─── Stored records
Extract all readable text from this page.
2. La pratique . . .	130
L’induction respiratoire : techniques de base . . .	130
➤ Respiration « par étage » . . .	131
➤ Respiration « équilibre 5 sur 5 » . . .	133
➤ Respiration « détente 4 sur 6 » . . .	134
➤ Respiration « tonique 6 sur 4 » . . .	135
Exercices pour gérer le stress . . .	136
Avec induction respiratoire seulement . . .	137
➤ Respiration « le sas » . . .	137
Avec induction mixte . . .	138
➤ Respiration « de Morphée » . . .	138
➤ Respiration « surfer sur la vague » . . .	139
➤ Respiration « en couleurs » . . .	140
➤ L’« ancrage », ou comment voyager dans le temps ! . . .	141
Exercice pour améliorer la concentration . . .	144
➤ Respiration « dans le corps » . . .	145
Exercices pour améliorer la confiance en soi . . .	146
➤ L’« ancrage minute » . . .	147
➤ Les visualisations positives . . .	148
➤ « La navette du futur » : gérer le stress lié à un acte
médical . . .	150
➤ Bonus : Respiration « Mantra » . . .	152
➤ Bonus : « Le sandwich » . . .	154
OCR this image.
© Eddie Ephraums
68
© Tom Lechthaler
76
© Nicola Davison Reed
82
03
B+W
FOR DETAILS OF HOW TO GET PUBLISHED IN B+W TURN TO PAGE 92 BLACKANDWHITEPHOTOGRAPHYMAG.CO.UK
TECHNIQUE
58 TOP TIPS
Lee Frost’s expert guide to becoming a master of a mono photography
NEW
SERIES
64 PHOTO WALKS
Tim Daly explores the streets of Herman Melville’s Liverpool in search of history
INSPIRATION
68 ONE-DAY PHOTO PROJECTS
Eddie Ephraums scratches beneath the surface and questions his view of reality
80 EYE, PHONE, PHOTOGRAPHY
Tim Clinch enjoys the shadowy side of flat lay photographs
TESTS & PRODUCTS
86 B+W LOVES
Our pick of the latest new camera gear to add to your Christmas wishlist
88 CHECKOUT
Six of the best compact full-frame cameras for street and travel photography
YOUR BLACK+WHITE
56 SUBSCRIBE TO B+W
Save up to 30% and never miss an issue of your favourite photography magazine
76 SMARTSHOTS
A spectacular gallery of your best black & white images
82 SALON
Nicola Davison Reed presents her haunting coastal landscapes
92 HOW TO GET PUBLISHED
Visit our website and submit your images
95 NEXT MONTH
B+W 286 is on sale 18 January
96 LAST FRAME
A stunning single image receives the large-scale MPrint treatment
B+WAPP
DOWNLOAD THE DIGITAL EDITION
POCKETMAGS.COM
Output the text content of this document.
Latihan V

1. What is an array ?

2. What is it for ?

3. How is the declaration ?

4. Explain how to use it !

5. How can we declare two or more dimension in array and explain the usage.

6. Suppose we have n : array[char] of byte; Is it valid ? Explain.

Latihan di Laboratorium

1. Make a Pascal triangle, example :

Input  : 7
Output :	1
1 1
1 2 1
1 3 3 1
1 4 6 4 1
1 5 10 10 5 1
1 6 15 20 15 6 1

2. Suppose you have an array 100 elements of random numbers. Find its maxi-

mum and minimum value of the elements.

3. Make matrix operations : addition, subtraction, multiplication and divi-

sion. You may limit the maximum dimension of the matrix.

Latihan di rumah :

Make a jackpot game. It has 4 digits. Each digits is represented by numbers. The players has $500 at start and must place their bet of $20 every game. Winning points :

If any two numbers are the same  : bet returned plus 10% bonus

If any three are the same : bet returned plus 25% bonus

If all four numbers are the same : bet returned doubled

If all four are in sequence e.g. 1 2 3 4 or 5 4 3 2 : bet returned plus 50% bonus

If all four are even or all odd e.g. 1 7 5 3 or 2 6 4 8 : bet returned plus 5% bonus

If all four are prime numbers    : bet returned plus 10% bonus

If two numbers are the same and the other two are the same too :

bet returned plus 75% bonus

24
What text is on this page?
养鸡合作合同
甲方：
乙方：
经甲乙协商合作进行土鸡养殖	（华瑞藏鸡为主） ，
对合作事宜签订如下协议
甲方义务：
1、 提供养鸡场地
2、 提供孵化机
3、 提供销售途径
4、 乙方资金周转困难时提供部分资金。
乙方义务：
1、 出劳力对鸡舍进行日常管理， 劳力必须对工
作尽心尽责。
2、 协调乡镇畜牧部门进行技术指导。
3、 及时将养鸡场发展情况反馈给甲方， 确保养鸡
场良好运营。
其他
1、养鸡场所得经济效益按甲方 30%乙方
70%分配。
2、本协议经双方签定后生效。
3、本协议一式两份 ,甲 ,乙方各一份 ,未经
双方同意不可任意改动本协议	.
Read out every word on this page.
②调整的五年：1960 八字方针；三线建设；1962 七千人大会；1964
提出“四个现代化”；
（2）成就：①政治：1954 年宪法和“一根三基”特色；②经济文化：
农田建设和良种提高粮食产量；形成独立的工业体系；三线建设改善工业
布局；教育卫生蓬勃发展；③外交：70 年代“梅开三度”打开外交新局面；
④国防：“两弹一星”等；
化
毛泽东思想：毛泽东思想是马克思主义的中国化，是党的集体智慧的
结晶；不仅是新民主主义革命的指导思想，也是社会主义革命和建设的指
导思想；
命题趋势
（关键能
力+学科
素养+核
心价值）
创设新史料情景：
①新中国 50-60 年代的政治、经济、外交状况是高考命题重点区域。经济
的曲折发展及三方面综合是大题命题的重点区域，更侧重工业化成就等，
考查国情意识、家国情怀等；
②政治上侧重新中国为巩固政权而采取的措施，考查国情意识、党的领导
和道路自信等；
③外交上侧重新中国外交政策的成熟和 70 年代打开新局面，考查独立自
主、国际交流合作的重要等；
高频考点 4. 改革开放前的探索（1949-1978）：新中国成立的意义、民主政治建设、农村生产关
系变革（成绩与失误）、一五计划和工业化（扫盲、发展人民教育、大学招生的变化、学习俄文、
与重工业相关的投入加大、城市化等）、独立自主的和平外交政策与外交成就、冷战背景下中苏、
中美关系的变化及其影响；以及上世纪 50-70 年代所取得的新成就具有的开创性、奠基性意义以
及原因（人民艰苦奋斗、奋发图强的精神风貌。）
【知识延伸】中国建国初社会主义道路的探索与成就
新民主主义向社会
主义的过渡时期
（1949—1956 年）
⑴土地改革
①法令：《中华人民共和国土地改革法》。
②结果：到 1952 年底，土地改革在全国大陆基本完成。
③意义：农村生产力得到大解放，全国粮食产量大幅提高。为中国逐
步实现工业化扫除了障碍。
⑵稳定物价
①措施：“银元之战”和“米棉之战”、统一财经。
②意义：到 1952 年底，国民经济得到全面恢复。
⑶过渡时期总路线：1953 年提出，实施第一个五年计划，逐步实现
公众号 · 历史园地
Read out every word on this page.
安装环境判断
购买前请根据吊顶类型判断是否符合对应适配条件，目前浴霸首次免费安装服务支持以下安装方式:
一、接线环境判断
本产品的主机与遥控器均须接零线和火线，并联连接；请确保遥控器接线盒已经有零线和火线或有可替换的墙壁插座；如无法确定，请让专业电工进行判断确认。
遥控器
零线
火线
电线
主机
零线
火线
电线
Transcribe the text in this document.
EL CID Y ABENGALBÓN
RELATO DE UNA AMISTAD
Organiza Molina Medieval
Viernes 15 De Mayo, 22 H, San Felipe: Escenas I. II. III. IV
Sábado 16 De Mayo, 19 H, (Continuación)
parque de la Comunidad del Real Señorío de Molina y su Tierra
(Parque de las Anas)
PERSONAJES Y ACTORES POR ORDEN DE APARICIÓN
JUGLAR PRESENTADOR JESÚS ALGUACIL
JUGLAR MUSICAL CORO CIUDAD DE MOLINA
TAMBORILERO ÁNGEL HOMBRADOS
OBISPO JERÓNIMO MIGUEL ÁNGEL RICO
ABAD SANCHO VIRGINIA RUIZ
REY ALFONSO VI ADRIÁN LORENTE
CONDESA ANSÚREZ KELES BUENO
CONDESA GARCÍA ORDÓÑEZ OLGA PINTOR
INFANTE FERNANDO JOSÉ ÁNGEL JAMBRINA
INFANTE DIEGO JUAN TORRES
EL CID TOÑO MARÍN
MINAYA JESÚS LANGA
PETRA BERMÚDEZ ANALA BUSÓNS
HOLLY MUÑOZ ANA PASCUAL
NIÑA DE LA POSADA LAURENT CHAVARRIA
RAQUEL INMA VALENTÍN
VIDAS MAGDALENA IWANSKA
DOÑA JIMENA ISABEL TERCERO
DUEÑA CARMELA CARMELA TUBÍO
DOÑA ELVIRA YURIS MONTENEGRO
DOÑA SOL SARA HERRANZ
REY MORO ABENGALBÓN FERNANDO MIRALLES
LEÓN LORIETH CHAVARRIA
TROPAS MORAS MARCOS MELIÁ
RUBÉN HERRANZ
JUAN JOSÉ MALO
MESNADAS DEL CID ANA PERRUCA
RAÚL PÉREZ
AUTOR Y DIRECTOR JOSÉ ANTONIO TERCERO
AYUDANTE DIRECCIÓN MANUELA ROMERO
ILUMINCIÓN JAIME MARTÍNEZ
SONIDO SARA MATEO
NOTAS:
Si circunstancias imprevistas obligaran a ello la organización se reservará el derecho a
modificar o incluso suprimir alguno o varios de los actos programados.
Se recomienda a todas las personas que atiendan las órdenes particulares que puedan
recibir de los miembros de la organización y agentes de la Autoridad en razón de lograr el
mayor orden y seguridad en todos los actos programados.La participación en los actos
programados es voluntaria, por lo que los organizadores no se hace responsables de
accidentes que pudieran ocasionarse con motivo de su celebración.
──────
### What you will do
Extract from the data every line where "ancrage" shows up.

### Task response
➤ L’« ancrage », ou comment voyager dans le temps ! . . .	141
➤ L’« ancrage minute » . . .	147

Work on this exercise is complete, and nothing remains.